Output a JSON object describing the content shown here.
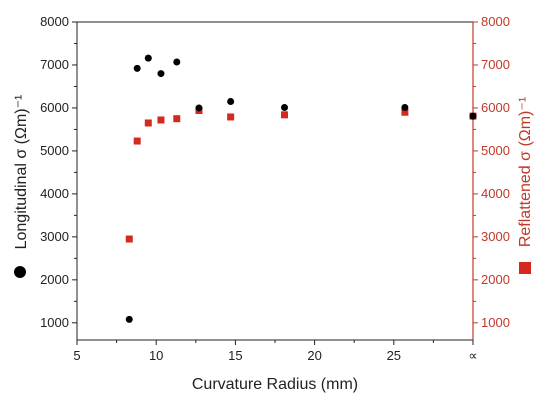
{
  "chart_data": {
    "type": "scatter",
    "title": "",
    "xlabel": "Curvature Radius (mm)",
    "ylabel_left": "Longitudinal σ (Ωm)⁻¹",
    "ylabel_right": "Reflattened σ (Ωm)⁻¹",
    "x_ticks": [
      "5",
      "10",
      "15",
      "20",
      "25",
      "∝"
    ],
    "y_ticks": [
      "1000",
      "2000",
      "3000",
      "4000",
      "5000",
      "6000",
      "7000",
      "8000"
    ],
    "xlim": [
      5,
      30
    ],
    "ylim": [
      600,
      8000
    ],
    "series": [
      {
        "name": "Longitudinal",
        "marker": "circle",
        "color": "#000000",
        "axis": "left",
        "points": [
          {
            "x": 8.3,
            "y": 1080
          },
          {
            "x": 8.8,
            "y": 6920
          },
          {
            "x": 9.5,
            "y": 7160
          },
          {
            "x": 10.3,
            "y": 6800
          },
          {
            "x": 11.3,
            "y": 7070
          },
          {
            "x": 12.7,
            "y": 6000
          },
          {
            "x": 14.7,
            "y": 6150
          },
          {
            "x": 18.1,
            "y": 6010
          },
          {
            "x": 25.7,
            "y": 6010
          },
          {
            "x": 30,
            "y": 5810
          }
        ]
      },
      {
        "name": "Reflattened",
        "marker": "square",
        "color": "#d42a1e",
        "axis": "right",
        "points": [
          {
            "x": 8.3,
            "y": 2950
          },
          {
            "x": 8.8,
            "y": 5230
          },
          {
            "x": 9.5,
            "y": 5650
          },
          {
            "x": 10.3,
            "y": 5720
          },
          {
            "x": 11.3,
            "y": 5750
          },
          {
            "x": 12.7,
            "y": 5940
          },
          {
            "x": 14.7,
            "y": 5790
          },
          {
            "x": 18.1,
            "y": 5840
          },
          {
            "x": 25.7,
            "y": 5900
          },
          {
            "x": 30,
            "y": 5810
          }
        ]
      }
    ],
    "grid": false,
    "legend": "inline with axis titles"
  }
}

▬▬▬▬▬▬

__WHAT TO WORK ON__.
Extract all lines that hold the word "Longitudinal".

__RESULT OF THIS TASK__.
    "ylabel_left": "Longitudinal σ (Ωm)⁻¹",
        "name": "Longitudinal",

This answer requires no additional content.